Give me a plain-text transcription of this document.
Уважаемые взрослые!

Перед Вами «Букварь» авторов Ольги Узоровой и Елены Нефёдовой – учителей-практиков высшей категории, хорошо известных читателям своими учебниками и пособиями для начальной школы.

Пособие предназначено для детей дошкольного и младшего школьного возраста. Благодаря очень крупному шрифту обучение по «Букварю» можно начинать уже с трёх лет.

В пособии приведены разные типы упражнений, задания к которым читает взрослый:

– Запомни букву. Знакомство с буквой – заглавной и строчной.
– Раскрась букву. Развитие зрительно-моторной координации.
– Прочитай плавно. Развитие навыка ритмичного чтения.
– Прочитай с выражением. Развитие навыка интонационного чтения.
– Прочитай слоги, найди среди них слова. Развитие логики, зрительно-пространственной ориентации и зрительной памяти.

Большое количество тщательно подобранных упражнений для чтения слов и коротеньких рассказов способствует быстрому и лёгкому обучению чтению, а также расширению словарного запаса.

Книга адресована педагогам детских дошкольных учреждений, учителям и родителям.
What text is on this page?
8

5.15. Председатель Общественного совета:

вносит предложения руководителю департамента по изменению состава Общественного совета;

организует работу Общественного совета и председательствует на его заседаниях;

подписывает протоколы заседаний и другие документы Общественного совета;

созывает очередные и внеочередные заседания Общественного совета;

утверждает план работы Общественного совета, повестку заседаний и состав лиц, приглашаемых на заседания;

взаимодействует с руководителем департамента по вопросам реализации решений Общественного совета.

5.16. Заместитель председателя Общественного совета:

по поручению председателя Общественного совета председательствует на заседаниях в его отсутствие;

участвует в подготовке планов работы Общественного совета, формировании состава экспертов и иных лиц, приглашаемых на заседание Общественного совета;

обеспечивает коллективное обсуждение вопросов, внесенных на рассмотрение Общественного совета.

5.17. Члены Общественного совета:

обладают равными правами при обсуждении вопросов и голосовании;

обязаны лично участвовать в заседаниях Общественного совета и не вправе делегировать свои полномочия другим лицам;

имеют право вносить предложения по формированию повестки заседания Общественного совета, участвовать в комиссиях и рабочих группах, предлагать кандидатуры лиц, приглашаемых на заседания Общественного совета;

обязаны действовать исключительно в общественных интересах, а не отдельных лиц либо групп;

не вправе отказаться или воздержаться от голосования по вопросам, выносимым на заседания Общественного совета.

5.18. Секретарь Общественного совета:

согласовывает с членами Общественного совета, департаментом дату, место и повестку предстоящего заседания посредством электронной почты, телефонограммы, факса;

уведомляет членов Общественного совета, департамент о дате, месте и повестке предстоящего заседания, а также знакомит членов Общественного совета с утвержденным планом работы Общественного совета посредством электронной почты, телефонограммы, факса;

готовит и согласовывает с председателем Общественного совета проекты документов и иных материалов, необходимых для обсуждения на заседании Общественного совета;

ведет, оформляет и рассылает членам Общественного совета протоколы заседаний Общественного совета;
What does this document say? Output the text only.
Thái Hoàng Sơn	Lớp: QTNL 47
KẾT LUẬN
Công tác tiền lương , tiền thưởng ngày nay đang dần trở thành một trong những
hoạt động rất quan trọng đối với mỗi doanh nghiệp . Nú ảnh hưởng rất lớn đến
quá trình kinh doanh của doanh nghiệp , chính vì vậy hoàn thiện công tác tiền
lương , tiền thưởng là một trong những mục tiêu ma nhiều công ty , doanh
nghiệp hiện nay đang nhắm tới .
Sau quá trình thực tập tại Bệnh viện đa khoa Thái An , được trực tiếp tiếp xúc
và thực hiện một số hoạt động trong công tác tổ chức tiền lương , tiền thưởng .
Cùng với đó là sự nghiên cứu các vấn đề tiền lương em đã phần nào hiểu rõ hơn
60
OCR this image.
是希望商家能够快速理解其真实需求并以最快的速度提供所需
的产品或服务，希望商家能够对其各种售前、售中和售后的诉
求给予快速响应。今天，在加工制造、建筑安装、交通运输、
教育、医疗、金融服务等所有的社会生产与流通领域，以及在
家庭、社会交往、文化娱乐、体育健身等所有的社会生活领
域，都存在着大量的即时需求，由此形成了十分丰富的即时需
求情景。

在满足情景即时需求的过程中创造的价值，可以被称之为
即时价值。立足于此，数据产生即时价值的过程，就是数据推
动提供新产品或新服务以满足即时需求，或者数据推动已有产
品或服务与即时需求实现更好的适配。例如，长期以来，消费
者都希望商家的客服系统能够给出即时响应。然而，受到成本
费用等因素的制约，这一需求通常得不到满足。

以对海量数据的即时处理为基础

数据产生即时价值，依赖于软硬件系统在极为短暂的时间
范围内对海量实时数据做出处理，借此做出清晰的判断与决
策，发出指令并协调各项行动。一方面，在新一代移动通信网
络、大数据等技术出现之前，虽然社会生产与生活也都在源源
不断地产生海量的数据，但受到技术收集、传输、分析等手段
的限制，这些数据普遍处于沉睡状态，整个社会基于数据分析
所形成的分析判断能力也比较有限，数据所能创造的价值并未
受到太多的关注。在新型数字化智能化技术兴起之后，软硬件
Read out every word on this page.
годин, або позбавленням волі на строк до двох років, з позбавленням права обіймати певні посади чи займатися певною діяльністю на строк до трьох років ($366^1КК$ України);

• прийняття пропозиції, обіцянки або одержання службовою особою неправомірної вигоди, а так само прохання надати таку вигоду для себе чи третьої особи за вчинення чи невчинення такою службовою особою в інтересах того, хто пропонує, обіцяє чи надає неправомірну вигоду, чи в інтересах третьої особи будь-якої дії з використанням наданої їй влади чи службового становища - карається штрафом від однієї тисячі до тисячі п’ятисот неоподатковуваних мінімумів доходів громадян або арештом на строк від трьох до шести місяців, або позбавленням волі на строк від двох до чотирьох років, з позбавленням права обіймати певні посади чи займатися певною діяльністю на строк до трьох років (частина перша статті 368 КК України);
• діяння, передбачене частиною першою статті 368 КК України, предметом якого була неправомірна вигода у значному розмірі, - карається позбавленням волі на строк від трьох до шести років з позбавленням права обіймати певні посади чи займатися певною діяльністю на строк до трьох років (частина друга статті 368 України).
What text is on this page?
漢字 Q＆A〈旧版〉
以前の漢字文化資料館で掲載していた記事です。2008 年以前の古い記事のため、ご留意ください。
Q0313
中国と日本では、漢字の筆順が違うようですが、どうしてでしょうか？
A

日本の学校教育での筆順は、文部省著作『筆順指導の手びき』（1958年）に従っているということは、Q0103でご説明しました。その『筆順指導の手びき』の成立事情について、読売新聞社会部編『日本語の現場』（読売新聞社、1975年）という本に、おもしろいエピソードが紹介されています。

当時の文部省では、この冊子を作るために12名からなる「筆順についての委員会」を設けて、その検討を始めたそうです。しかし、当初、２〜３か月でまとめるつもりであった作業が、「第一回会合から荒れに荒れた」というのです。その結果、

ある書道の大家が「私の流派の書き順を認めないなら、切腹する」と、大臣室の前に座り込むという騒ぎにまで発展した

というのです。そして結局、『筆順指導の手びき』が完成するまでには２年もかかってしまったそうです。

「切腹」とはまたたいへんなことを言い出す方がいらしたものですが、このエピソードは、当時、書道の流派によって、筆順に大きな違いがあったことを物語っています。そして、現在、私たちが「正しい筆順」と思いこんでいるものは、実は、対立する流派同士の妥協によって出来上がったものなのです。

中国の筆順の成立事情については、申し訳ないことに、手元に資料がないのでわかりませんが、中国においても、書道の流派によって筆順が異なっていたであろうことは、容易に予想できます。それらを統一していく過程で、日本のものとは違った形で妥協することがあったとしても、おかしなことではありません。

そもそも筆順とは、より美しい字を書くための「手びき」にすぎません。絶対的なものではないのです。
● ● ● ● ●
* [Work instructions]: Recopy the entries above in their entirety, exactly.

* [Response]:
Give me a plain-text transcription of this document.
Уважаемые взрослые!

Перед Вами «Букварь» авторов Ольги Узоровой и Елены Нефёдовой – учителей-практиков высшей категории, хорошо известных читателям своими учебниками и пособиями для начальной школы.

Пособие предназначено для детей дошкольного и младшего школьного возраста. Благодаря очень крупному шрифту обучение по «Букварю» можно начинать уже с трёх лет.

В пособии приведены разные типы упражнений, задания к которым читает взрослый:

– Запомни букву. Знакомство с буквой – заглавной и строчной.
– Раскрась букву. Развитие зрительно-моторной координации.
– Прочитай плавно. Развитие навыка ритмичного чтения.
– Прочитай с выражением. Развитие навыка интонационного чтения.
– Прочитай слоги, найди среди них слова. Развитие логики, зрительно-пространственной ориентации и зрительной памяти.

Большое количество тщательно подобранных упражнений для чтения слов и коротеньких рассказов способствует быстрому и лёгкому обучению чтению, а также расширению словарного запаса.

Книга адресована педагогам детских дошкольных учреждений, учителям и родителям.
What text is on this page?
8

5.15. Председатель Общественного совета:

вносит предложения руководителю департамента по изменению состава Общественного совета;

организует работу Общественного совета и председательствует на его заседаниях;

подписывает протоколы заседаний и другие документы Общественного совета;

созывает очередные и внеочередные заседания Общественного совета;

утверждает план работы Общественного совета, повестку заседаний и состав лиц, приглашаемых на заседания;

взаимодействует с руководителем департамента по вопросам реализации решений Общественного совета.

5.16. Заместитель председателя Общественного совета:

по поручению председателя Общественного совета председательствует на заседаниях в его отсутствие;

участвует в подготовке планов работы Общественного совета, формировании состава экспертов и иных лиц, приглашаемых на заседание Общественного совета;

обеспечивает коллективное обсуждение вопросов, внесенных на рассмотрение Общественного совета.

5.17. Члены Общественного совета:

обладают равными правами при обсуждении вопросов и голосовании;

обязаны лично участвовать в заседаниях Общественного совета и не вправе делегировать свои полномочия другим лицам;

имеют право вносить предложения по формированию повестки заседания Общественного совета, участвовать в комиссиях и рабочих группах, предлагать кандидатуры лиц, приглашаемых на заседания Общественного совета;

обязаны действовать исключительно в общественных интересах, а не отдельных лиц либо групп;

не вправе отказаться или воздержаться от голосования по вопросам, выносимым на заседания Общественного совета.

5.18. Секретарь Общественного совета:

согласовывает с членами Общественного совета, департаментом дату, место и повестку предстоящего заседания посредством электронной почты, телефонограммы, факса;

уведомляет членов Общественного совета, департамент о дате, месте и повестке предстоящего заседания, а также знакомит членов Общественного совета с утвержденным планом работы Общественного совета посредством электронной почты, телефонограммы, факса;

готовит и согласовывает с председателем Общественного совета проекты документов и иных материалов, необходимых для обсуждения на заседании Общественного совета;

ведет, оформляет и рассылает членам Общественного совета протоколы заседаний Общественного совета;
What does this document say? Output the text only.
Thái Hoàng Sơn	Lớp: QTNL 47
KẾT LUẬN
Công tác tiền lương , tiền thưởng ngày nay đang dần trở thành một trong những
hoạt động rất quan trọng đối với mỗi doanh nghiệp . Nú ảnh hưởng rất lớn đến
quá trình kinh doanh của doanh nghiệp , chính vì vậy hoàn thiện công tác tiền
lương , tiền thưởng là một trong những mục tiêu ma nhiều công ty , doanh
nghiệp hiện nay đang nhắm tới .
Sau quá trình thực tập tại Bệnh viện đa khoa Thái An , được trực tiếp tiếp xúc
và thực hiện một số hoạt động trong công tác tổ chức tiền lương , tiền thưởng .
Cùng với đó là sự nghiên cứu các vấn đề tiền lương em đã phần nào hiểu rõ hơn
60
OCR this image.
是希望商家能够快速理解其真实需求并以最快的速度提供所需
的产品或服务，希望商家能够对其各种售前、售中和售后的诉
求给予快速响应。今天，在加工制造、建筑安装、交通运输、
教育、医疗、金融服务等所有的社会生产与流通领域，以及在
家庭、社会交往、文化娱乐、体育健身等所有的社会生活领
域，都存在着大量的即时需求，由此形成了十分丰富的即时需
求情景。

在满足情景即时需求的过程中创造的价值，可以被称之为
即时价值。立足于此，数据产生即时价值的过程，就是数据推
动提供新产品或新服务以满足即时需求，或者数据推动已有产
品或服务与即时需求实现更好的适配。例如，长期以来，消费
者都希望商家的客服系统能够给出即时响应。然而，受到成本
费用等因素的制约，这一需求通常得不到满足。

以对海量数据的即时处理为基础

数据产生即时价值，依赖于软硬件系统在极为短暂的时间
范围内对海量实时数据做出处理，借此做出清晰的判断与决
策，发出指令并协调各项行动。一方面，在新一代移动通信网
络、大数据等技术出现之前，虽然社会生产与生活也都在源源
不断地产生海量的数据，但受到技术收集、传输、分析等手段
的限制，这些数据普遍处于沉睡状态，整个社会基于数据分析
所形成的分析判断能力也比较有限，数据所能创造的价值并未
受到太多的关注。在新型数字化智能化技术兴起之后，软硬件
Read out every word on this page.
годин, або позбавленням волі на строк до двох років, з позбавленням права обіймати певні посади чи займатися певною діяльністю на строк до трьох років ($366^1КК$ України);

• прийняття пропозиції, обіцянки або одержання службовою особою неправомірної вигоди, а так само прохання надати таку вигоду для себе чи третьої особи за вчинення чи невчинення такою службовою особою в інтересах того, хто пропонує, обіцяє чи надає неправомірну вигоду, чи в інтересах третьої особи будь-якої дії з використанням наданої їй влади чи службового становища - карається штрафом від однієї тисячі до тисячі п’ятисот неоподатковуваних мінімумів доходів громадян або арештом на строк від трьох до шести місяців, або позбавленням волі на строк від двох до чотирьох років, з позбавленням права обіймати певні посади чи займатися певною діяльністю на строк до трьох років (частина перша статті 368 КК України);
• діяння, передбачене частиною першою статті 368 КК України, предметом якого була неправомірна вигода у значному розмірі, - карається позбавленням волі на строк від трьох до шести років з позбавленням права обіймати певні посади чи займатися певною діяльністю на строк до трьох років (частина друга статті 368 України).
What text is on this page?
漢字 Q＆A〈旧版〉
以前の漢字文化資料館で掲載していた記事です。2008 年以前の古い記事のため、ご留意ください。
Q0313
中国と日本では、漢字の筆順が違うようですが、どうしてでしょうか？
A

日本の学校教育での筆順は、文部省著作『筆順指導の手びき』（1958年）に従っているということは、Q0103でご説明しました。その『筆順指導の手びき』の成立事情について、読売新聞社会部編『日本語の現場』（読売新聞社、1975年）という本に、おもしろいエピソードが紹介されています。

当時の文部省では、この冊子を作るために12名からなる「筆順についての委員会」を設けて、その検討を始めたそうです。しかし、当初、２〜３か月でまとめるつもりであった作業が、「第一回会合から荒れに荒れた」というのです。その結果、

ある書道の大家が「私の流派の書き順を認めないなら、切腹する」と、大臣室の前に座り込むという騒ぎにまで発展した

というのです。そして結局、『筆順指導の手びき』が完成するまでには２年もかかってしまったそうです。

「切腹」とはまたたいへんなことを言い出す方がいらしたものですが、このエピソードは、当時、書道の流派によって、筆順に大きな違いがあったことを物語っています。そして、現在、私たちが「正しい筆順」と思いこんでいるものは、実は、対立する流派同士の妥協によって出来上がったものなのです。

中国の筆順の成立事情については、申し訳ないことに、手元に資料がないのでわかりませんが、中国においても、書道の流派によって筆順が異なっていたであろうことは、容易に予想できます。それらを統一していく過程で、日本のものとは違った形で妥協することがあったとしても、おかしなことではありません。

そもそも筆順とは、より美しい字を書くための「手びき」にすぎません。絶対的なものではないのです。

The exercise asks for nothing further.